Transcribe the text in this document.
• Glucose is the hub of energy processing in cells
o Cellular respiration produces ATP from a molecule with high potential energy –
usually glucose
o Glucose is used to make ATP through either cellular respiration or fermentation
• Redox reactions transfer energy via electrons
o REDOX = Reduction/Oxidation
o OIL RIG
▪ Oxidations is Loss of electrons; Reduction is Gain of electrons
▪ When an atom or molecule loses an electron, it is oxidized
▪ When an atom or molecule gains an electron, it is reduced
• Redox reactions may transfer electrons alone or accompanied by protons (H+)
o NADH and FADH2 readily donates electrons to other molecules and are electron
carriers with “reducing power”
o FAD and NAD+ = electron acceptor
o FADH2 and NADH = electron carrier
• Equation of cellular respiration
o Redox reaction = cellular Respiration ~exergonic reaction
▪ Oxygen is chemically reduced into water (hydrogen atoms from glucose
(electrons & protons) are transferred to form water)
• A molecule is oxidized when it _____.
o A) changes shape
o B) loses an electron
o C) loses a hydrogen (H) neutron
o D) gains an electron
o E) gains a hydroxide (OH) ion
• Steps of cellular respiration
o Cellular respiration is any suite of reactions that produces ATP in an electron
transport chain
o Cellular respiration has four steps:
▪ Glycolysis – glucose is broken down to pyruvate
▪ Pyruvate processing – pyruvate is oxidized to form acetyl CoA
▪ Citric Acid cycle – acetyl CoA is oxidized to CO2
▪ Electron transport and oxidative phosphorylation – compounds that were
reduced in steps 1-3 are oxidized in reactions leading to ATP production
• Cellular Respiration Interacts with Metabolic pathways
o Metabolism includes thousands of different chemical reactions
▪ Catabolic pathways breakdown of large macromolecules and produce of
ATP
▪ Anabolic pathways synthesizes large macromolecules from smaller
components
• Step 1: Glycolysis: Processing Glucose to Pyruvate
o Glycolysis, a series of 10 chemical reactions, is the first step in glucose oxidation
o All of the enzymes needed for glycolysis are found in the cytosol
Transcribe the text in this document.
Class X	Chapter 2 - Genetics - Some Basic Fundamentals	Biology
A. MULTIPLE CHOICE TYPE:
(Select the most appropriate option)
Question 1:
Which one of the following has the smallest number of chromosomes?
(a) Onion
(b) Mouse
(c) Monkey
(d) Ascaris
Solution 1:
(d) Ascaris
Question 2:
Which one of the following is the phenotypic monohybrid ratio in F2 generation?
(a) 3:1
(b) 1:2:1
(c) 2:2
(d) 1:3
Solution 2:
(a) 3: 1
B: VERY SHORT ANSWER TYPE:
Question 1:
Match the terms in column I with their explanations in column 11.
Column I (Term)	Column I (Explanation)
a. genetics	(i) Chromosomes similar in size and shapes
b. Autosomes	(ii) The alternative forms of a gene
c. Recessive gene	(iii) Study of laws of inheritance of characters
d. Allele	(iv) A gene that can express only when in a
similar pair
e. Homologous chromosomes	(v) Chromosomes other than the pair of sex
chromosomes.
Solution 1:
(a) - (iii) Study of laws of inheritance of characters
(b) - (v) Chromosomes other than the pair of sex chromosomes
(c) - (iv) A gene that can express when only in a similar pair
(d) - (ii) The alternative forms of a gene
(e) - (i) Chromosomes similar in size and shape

--------------------------------------------------

When you answer, retype all of the material exactly as it appears above.

Transcribe the text in this document.
• Glucose is the hub of energy processing in cells
o Cellular respiration produces ATP from a molecule with high potential energy –
usually glucose
o Glucose is used to make ATP through either cellular respiration or fermentation
• Redox reactions transfer energy via electrons
o REDOX = Reduction/Oxidation
o OIL RIG
▪ Oxidations is Loss of electrons; Reduction is Gain of electrons
▪ When an atom or molecule loses an electron, it is oxidized
▪ When an atom or molecule gains an electron, it is reduced
• Redox reactions may transfer electrons alone or accompanied by protons (H+)
o NADH and FADH2 readily donates electrons to other molecules and are electron
carriers with “reducing power”
o FAD and NAD+ = electron acceptor
o FADH2 and NADH = electron carrier
• Equation of cellular respiration
o Redox reaction = cellular Respiration ~exergonic reaction
▪ Oxygen is chemically reduced into water (hydrogen atoms from glucose
(electrons & protons) are transferred to form water)
• A molecule is oxidized when it _____.
o A) changes shape
o B) loses an electron
o C) loses a hydrogen (H) neutron
o D) gains an electron
o E) gains a hydroxide (OH) ion
• Steps of cellular respiration
o Cellular respiration is any suite of reactions that produces ATP in an electron
transport chain
o Cellular respiration has four steps:
▪ Glycolysis – glucose is broken down to pyruvate
▪ Pyruvate processing – pyruvate is oxidized to form acetyl CoA
▪ Citric Acid cycle – acetyl CoA is oxidized to CO2
▪ Electron transport and oxidative phosphorylation – compounds that were
reduced in steps 1-3 are oxidized in reactions leading to ATP production
• Cellular Respiration Interacts with Metabolic pathways
o Metabolism includes thousands of different chemical reactions
▪ Catabolic pathways breakdown of large macromolecules and produce of
ATP
▪ Anabolic pathways synthesizes large macromolecules from smaller
components
• Step 1: Glycolysis: Processing Glucose to Pyruvate
o Glycolysis, a series of 10 chemical reactions, is the first step in glucose oxidation
o All of the enzymes needed for glycolysis are found in the cytosol
Transcribe the text in this document.
Class X	Chapter 2 - Genetics - Some Basic Fundamentals	Biology
A. MULTIPLE CHOICE TYPE:
(Select the most appropriate option)
Question 1:
Which one of the following has the smallest number of chromosomes?
(a) Onion
(b) Mouse
(c) Monkey
(d) Ascaris
Solution 1:
(d) Ascaris
Question 2:
Which one of the following is the phenotypic monohybrid ratio in F2 generation?
(a) 3:1
(b) 1:2:1
(c) 2:2
(d) 1:3
Solution 2:
(a) 3: 1
B: VERY SHORT ANSWER TYPE:
Question 1:
Match the terms in column I with their explanations in column 11.
Column I (Term)	Column I (Explanation)
a. genetics	(i) Chromosomes similar in size and shapes
b. Autosomes	(ii) The alternative forms of a gene
c. Recessive gene	(iii) Study of laws of inheritance of characters
d. Allele	(iv) A gene that can express only when in a
similar pair
e. Homologous chromosomes	(v) Chromosomes other than the pair of sex
chromosomes.
Solution 1:
(a) - (iii) Study of laws of inheritance of characters
(b) - (v) Chromosomes other than the pair of sex chromosomes
(c) - (iv) A gene that can express when only in a similar pair
(d) - (ii) The alternative forms of a gene
(e) - (i) Chromosomes similar in size and shape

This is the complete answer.